Retype each record below word for word. Leave the pictures out.

──────────

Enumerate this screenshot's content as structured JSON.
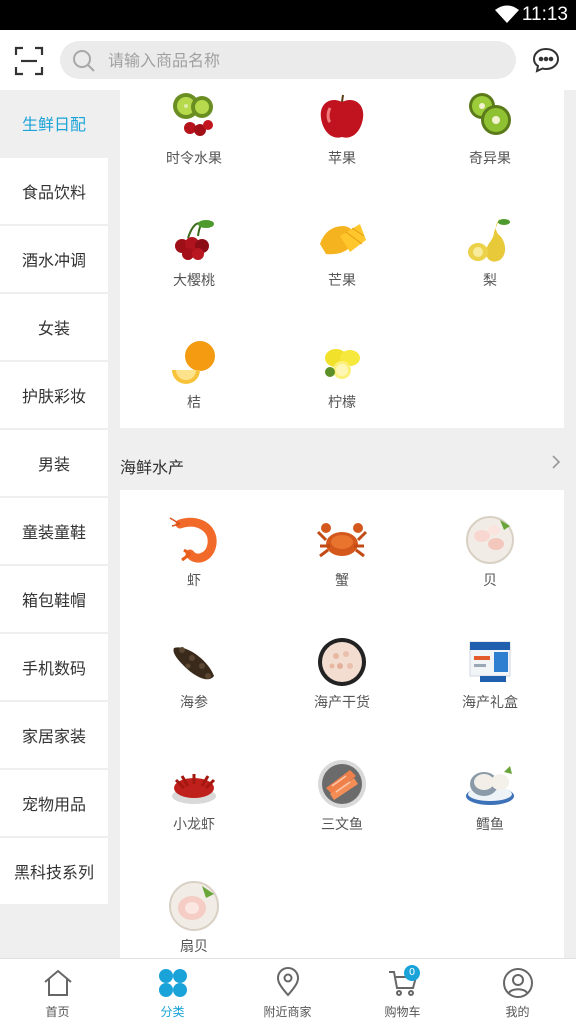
{
  "status_bar": {
    "time": "11:13"
  },
  "search": {
    "placeholder": "请输入商品名称"
  },
  "sidebar": {
    "items": [
      {
        "label": "生鲜日配",
        "active": true
      },
      {
        "label": "食品饮料"
      },
      {
        "label": "酒水冲调"
      },
      {
        "label": "女装"
      },
      {
        "label": "护肤彩妆"
      },
      {
        "label": "男装"
      },
      {
        "label": "童装童鞋"
      },
      {
        "label": "箱包鞋帽"
      },
      {
        "label": "手机数码"
      },
      {
        "label": "家居家装"
      },
      {
        "label": "宠物用品"
      },
      {
        "label": "黑科技系列"
      }
    ]
  },
  "fruit_section": {
    "items": [
      {
        "label": "时令水果",
        "icon": "seasonal-fruit-icon"
      },
      {
        "label": "苹果",
        "icon": "apple-icon"
      },
      {
        "label": "奇异果",
        "icon": "kiwi-icon"
      },
      {
        "label": "大樱桃",
        "icon": "cherry-icon"
      },
      {
        "label": "芒果",
        "icon": "mango-icon"
      },
      {
        "label": "梨",
        "icon": "pear-icon"
      },
      {
        "label": "桔",
        "icon": "orange-icon"
      },
      {
        "label": "柠檬",
        "icon": "lemon-icon"
      }
    ]
  },
  "seafood_section": {
    "title": "海鲜水产",
    "items": [
      {
        "label": "虾",
        "icon": "shrimp-icon"
      },
      {
        "label": "蟹",
        "icon": "crab-icon"
      },
      {
        "label": "贝",
        "icon": "shellfish-icon"
      },
      {
        "label": "海参",
        "icon": "sea-cucumber-icon"
      },
      {
        "label": "海产干货",
        "icon": "dried-seafood-icon"
      },
      {
        "label": "海产礼盒",
        "icon": "seafood-gift-box-icon"
      },
      {
        "label": "小龙虾",
        "icon": "crayfish-icon"
      },
      {
        "label": "三文鱼",
        "icon": "salmon-icon"
      },
      {
        "label": "鳕鱼",
        "icon": "cod-icon"
      },
      {
        "label": "扇贝",
        "icon": "scallop-icon"
      }
    ]
  },
  "tabbar": {
    "items": [
      {
        "label": "首页",
        "icon": "home-icon"
      },
      {
        "label": "分类",
        "icon": "category-icon",
        "active": true
      },
      {
        "label": "附近商家",
        "icon": "location-pin-icon"
      },
      {
        "label": "购物车",
        "icon": "cart-icon",
        "badge": "0"
      },
      {
        "label": "我的",
        "icon": "profile-icon"
      }
    ]
  },
  "colors": {
    "accent": "#1aa3d8",
    "background": "#efefef"
  }
}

──────────

The completed task
Enumerate this screenshot's content as structured JSON.
{
  "status_bar": {
    "time": "11:13"
  },
  "search": {
    "placeholder": "请输入商品名称"
  },
  "sidebar": {
    "items": [
      {
        "label": "生鲜日配",
        "active": true
      },
      {
        "label": "食品饮料"
      },
      {
        "label": "酒水冲调"
      },
      {
        "label": "女装"
      },
      {
        "label": "护肤彩妆"
      },
      {
        "label": "男装"
      },
      {
        "label": "童装童鞋"
      },
      {
        "label": "箱包鞋帽"
      },
      {
        "label": "手机数码"
      },
      {
        "label": "家居家装"
      },
      {
        "label": "宠物用品"
      },
      {
        "label": "黑科技系列"
      }
    ]
  },
  "fruit_section": {
    "items": [
      {
        "label": "时令水果",
        "icon": "seasonal-fruit-icon"
      },
      {
        "label": "苹果",
        "icon": "apple-icon"
      },
      {
        "label": "奇异果",
        "icon": "kiwi-icon"
      },
      {
        "label": "大樱桃",
        "icon": "cherry-icon"
      },
      {
        "label": "芒果",
        "icon": "mango-icon"
      },
      {
        "label": "梨",
        "icon": "pear-icon"
      },
      {
        "label": "桔",
        "icon": "orange-icon"
      },
      {
        "label": "柠檬",
        "icon": "lemon-icon"
      }
    ]
  },
  "seafood_section": {
    "title": "海鲜水产",
    "items": [
      {
        "label": "虾",
        "icon": "shrimp-icon"
      },
      {
        "label": "蟹",
        "icon": "crab-icon"
      },
      {
        "label": "贝",
        "icon": "shellfish-icon"
      },
      {
        "label": "海参",
        "icon": "sea-cucumber-icon"
      },
      {
        "label": "海产干货",
        "icon": "dried-seafood-icon"
      },
      {
        "label": "海产礼盒",
        "icon": "seafood-gift-box-icon"
      },
      {
        "label": "小龙虾",
        "icon": "crayfish-icon"
      },
      {
        "label": "三文鱼",
        "icon": "salmon-icon"
      },
      {
        "label": "鳕鱼",
        "icon": "cod-icon"
      },
      {
        "label": "扇贝",
        "icon": "scallop-icon"
      }
    ]
  },
  "tabbar": {
    "items": [
      {
        "label": "首页",
        "icon": "home-icon"
      },
      {
        "label": "分类",
        "icon": "category-icon",
        "active": true
      },
      {
        "label": "附近商家",
        "icon": "location-pin-icon"
      },
      {
        "label": "购物车",
        "icon": "cart-icon",
        "badge": "0"
      },
      {
        "label": "我的",
        "icon": "profile-icon"
      }
    ]
  },
  "colors": {
    "accent": "#1aa3d8",
    "background": "#efefef"
  }
}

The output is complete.